# WHAT IS ASKED
Below is a block of records: output all of them exactly and leave out the pictures.
BEGIN RECORDS TO USE
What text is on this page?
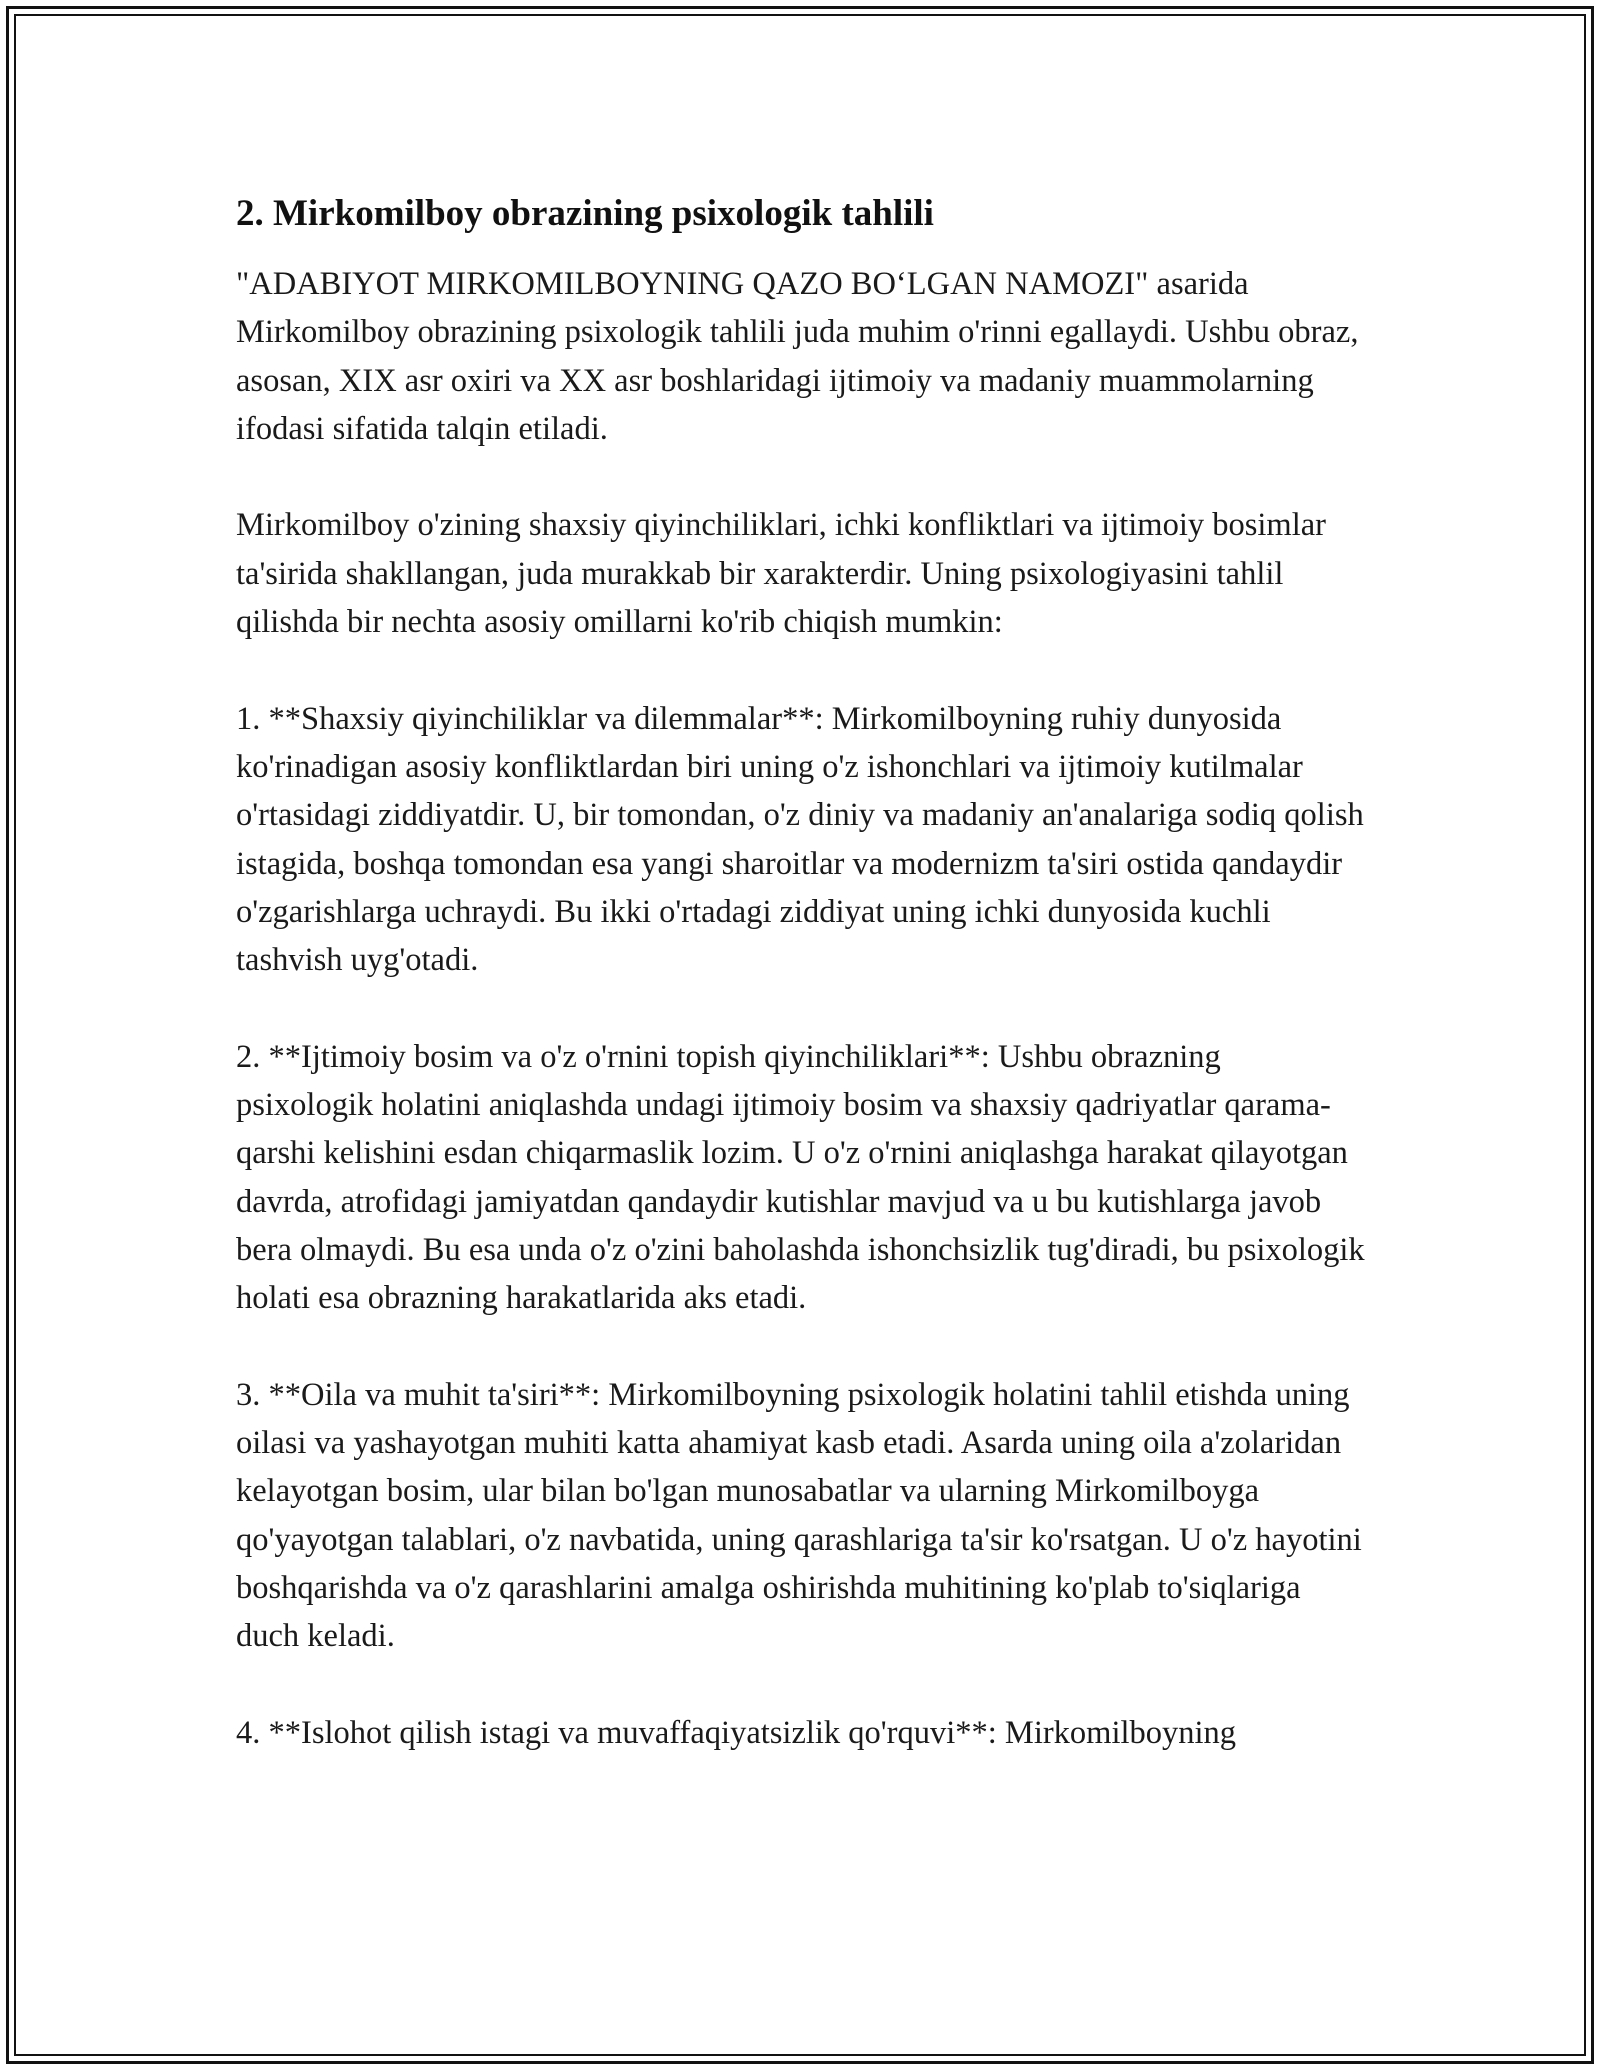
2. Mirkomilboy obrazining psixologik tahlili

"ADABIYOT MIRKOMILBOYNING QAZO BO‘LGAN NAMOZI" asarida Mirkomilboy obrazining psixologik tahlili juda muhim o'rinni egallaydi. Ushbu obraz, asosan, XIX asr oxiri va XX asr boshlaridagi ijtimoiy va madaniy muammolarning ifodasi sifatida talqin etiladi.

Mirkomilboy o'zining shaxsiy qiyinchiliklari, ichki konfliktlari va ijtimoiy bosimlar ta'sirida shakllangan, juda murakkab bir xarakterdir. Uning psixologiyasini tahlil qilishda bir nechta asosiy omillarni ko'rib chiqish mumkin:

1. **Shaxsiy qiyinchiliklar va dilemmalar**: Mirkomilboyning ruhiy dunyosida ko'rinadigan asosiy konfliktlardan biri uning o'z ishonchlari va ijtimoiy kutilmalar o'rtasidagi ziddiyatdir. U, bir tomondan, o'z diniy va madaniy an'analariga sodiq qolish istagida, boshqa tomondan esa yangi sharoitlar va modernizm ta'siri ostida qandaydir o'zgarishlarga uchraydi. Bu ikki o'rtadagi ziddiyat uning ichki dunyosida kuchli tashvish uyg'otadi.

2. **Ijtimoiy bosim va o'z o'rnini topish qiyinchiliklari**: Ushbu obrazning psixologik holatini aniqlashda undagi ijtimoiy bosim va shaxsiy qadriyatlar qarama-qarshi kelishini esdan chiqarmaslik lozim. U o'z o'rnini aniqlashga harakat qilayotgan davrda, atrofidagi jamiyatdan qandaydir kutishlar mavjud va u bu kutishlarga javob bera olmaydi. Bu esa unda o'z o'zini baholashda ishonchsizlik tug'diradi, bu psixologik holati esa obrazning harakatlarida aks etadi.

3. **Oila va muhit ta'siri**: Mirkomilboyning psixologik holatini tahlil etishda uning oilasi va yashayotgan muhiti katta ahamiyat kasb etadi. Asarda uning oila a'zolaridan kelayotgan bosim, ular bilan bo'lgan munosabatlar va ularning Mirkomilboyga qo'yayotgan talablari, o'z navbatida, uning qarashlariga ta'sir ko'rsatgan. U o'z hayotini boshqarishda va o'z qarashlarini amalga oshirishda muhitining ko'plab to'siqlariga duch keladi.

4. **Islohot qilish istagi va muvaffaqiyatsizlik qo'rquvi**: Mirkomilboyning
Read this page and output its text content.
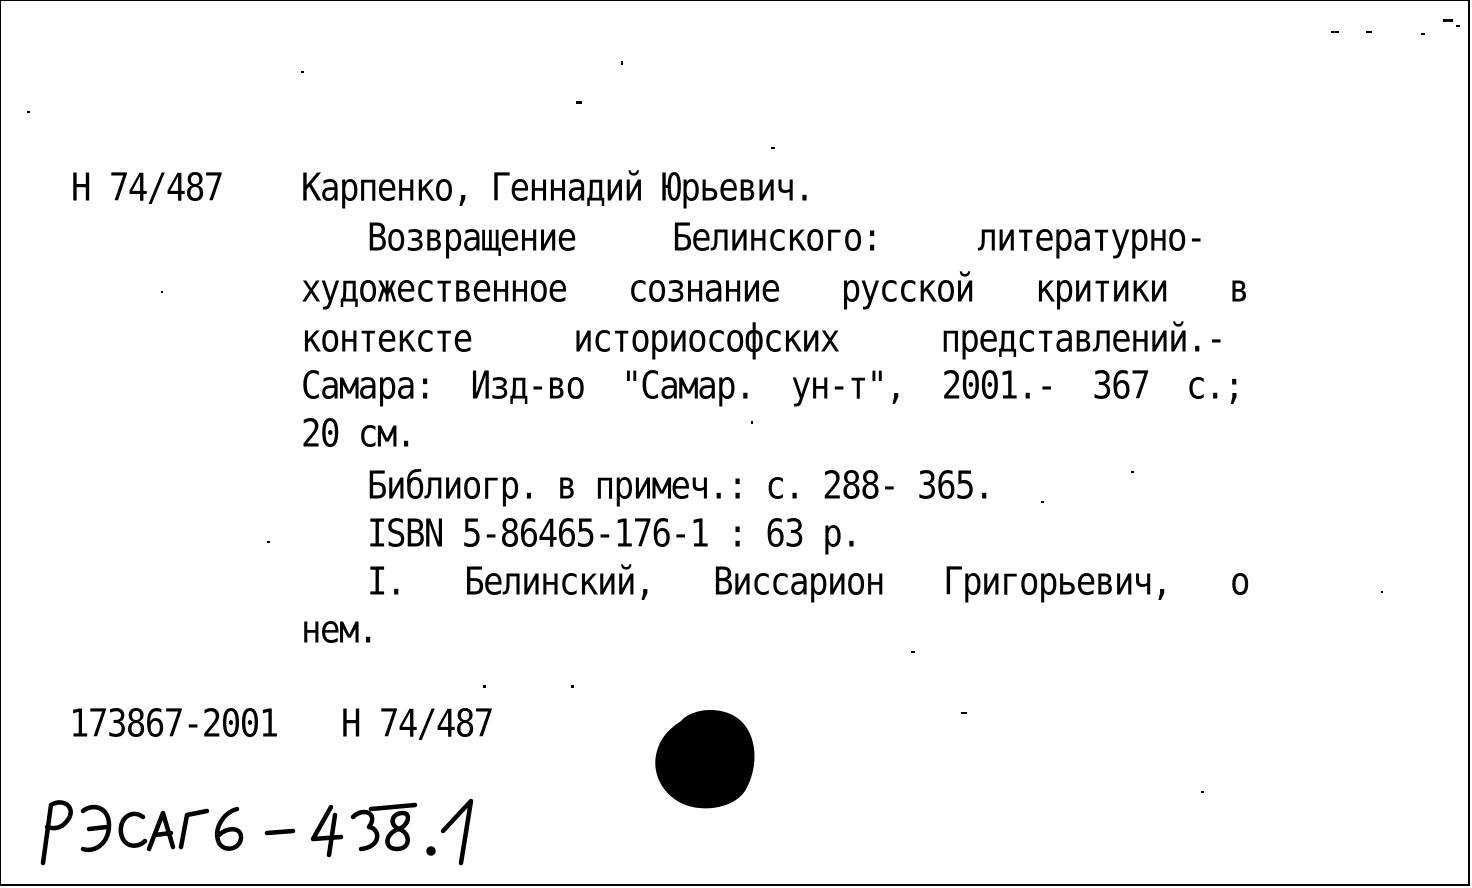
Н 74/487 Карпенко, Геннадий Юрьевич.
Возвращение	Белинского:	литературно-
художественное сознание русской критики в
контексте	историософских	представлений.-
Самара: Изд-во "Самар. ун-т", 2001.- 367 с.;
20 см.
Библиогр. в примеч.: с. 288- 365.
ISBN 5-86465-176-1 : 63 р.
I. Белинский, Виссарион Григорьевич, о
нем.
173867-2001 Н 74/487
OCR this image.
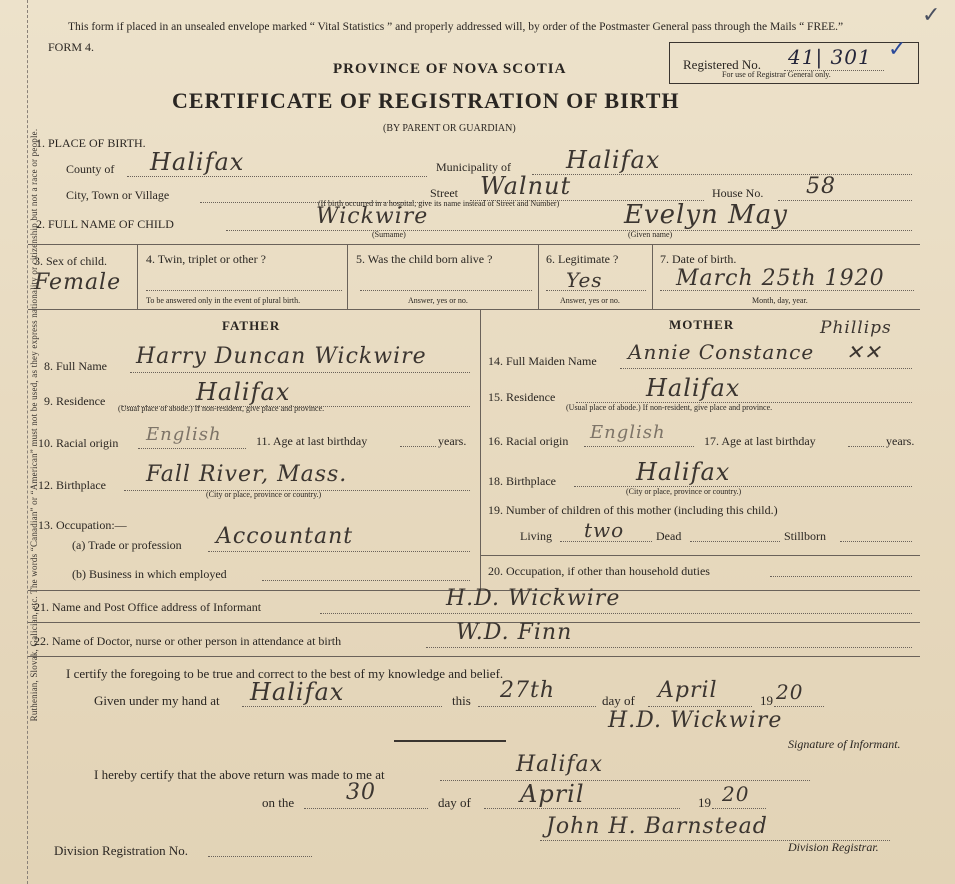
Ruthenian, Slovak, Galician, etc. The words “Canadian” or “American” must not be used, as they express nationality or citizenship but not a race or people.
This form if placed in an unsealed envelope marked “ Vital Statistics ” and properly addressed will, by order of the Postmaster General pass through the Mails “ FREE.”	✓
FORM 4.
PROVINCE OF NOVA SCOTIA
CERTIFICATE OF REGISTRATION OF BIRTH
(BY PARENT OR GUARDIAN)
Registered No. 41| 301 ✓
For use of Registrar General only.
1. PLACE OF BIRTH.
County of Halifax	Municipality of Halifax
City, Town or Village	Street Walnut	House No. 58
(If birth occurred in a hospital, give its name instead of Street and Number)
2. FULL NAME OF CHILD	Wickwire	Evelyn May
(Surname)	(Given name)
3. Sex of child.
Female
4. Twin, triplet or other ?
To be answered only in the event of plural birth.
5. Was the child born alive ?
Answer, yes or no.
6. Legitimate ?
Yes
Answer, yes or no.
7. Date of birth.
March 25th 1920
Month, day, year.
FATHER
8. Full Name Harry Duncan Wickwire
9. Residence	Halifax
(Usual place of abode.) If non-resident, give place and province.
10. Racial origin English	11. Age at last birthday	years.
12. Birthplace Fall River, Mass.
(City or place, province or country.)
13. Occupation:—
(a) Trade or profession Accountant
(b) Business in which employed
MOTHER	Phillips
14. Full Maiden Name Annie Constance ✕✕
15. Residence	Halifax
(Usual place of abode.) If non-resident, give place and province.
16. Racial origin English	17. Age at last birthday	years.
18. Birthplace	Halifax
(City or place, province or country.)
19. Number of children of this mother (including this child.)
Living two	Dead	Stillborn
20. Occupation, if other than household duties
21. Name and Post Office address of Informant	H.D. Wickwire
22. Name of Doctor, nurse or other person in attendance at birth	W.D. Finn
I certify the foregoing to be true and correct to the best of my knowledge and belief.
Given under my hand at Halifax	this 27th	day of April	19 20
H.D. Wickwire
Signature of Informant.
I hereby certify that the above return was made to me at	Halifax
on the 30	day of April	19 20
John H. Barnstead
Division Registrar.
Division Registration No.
END RECORDS TO USE
# WRITTEN ANSWER
What text is on this page?
2. Mirkomilboy obrazining psixologik tahlili

"ADABIYOT MIRKOMILBOYNING QAZO BO‘LGAN NAMOZI" asarida Mirkomilboy obrazining psixologik tahlili juda muhim o'rinni egallaydi. Ushbu obraz, asosan, XIX asr oxiri va XX asr boshlaridagi ijtimoiy va madaniy muammolarning ifodasi sifatida talqin etiladi.

Mirkomilboy o'zining shaxsiy qiyinchiliklari, ichki konfliktlari va ijtimoiy bosimlar ta'sirida shakllangan, juda murakkab bir xarakterdir. Uning psixologiyasini tahlil qilishda bir nechta asosiy omillarni ko'rib chiqish mumkin:

1. **Shaxsiy qiyinchiliklar va dilemmalar**: Mirkomilboyning ruhiy dunyosida ko'rinadigan asosiy konfliktlardan biri uning o'z ishonchlari va ijtimoiy kutilmalar o'rtasidagi ziddiyatdir. U, bir tomondan, o'z diniy va madaniy an'analariga sodiq qolish istagida, boshqa tomondan esa yangi sharoitlar va modernizm ta'siri ostida qandaydir o'zgarishlarga uchraydi. Bu ikki o'rtadagi ziddiyat uning ichki dunyosida kuchli tashvish uyg'otadi.

2. **Ijtimoiy bosim va o'z o'rnini topish qiyinchiliklari**: Ushbu obrazning psixologik holatini aniqlashda undagi ijtimoiy bosim va shaxsiy qadriyatlar qarama-qarshi kelishini esdan chiqarmaslik lozim. U o'z o'rnini aniqlashga harakat qilayotgan davrda, atrofidagi jamiyatdan qandaydir kutishlar mavjud va u bu kutishlarga javob bera olmaydi. Bu esa unda o'z o'zini baholashda ishonchsizlik tug'diradi, bu psixologik holati esa obrazning harakatlarida aks etadi.

3. **Oila va muhit ta'siri**: Mirkomilboyning psixologik holatini tahlil etishda uning oilasi va yashayotgan muhiti katta ahamiyat kasb etadi. Asarda uning oila a'zolaridan kelayotgan bosim, ular bilan bo'lgan munosabatlar va ularning Mirkomilboyga qo'yayotgan talablari, o'z navbatida, uning qarashlariga ta'sir ko'rsatgan. U o'z hayotini boshqarishda va o'z qarashlarini amalga oshirishda muhitining ko'plab to'siqlariga duch keladi.

4. **Islohot qilish istagi va muvaffaqiyatsizlik qo'rquvi**: Mirkomilboyning
Read this page and output its text content.
Н 74/487 Карпенко, Геннадий Юрьевич.
Возвращение	Белинского:	литературно-
художественное сознание русской критики в
контексте	историософских	представлений.-
Самара: Изд-во "Самар. ун-т", 2001.- 367 с.;
20 см.
Библиогр. в примеч.: с. 288- 365.
ISBN 5-86465-176-1 : 63 р.
I. Белинский, Виссарион Григорьевич, о
нем.
173867-2001 Н 74/487
OCR this image.
Ruthenian, Slovak, Galician, etc. The words “Canadian” or “American” must not be used, as they express nationality or citizenship but not a race or people.
This form if placed in an unsealed envelope marked “ Vital Statistics ” and properly addressed will, by order of the Postmaster General pass through the Mails “ FREE.”	✓
FORM 4.
PROVINCE OF NOVA SCOTIA
CERTIFICATE OF REGISTRATION OF BIRTH
(BY PARENT OR GUARDIAN)
Registered No. 41| 301 ✓
For use of Registrar General only.
1. PLACE OF BIRTH.
County of Halifax	Municipality of Halifax
City, Town or Village	Street Walnut	House No. 58
(If birth occurred in a hospital, give its name instead of Street and Number)
2. FULL NAME OF CHILD	Wickwire	Evelyn May
(Surname)	(Given name)
3. Sex of child.
Female
4. Twin, triplet or other ?
To be answered only in the event of plural birth.
5. Was the child born alive ?
Answer, yes or no.
6. Legitimate ?
Yes
Answer, yes or no.
7. Date of birth.
March 25th 1920
Month, day, year.
FATHER
8. Full Name Harry Duncan Wickwire
9. Residence	Halifax
(Usual place of abode.) If non-resident, give place and province.
10. Racial origin English	11. Age at last birthday	years.
12. Birthplace Fall River, Mass.
(City or place, province or country.)
13. Occupation:—
(a) Trade or profession Accountant
(b) Business in which employed
MOTHER	Phillips
14. Full Maiden Name Annie Constance ✕✕
15. Residence	Halifax
(Usual place of abode.) If non-resident, give place and province.
16. Racial origin English	17. Age at last birthday	years.
18. Birthplace	Halifax
(City or place, province or country.)
19. Number of children of this mother (including this child.)
Living two	Dead	Stillborn
20. Occupation, if other than household duties
21. Name and Post Office address of Informant	H.D. Wickwire
22. Name of Doctor, nurse or other person in attendance at birth	W.D. Finn
I certify the foregoing to be true and correct to the best of my knowledge and belief.
Given under my hand at Halifax	this 27th	day of April	19 20
H.D. Wickwire
Signature of Informant.
I hereby certify that the above return was made to me at	Halifax
on the 30	day of April	19 20
John H. Barnstead
Division Registrar.
Division Registration No.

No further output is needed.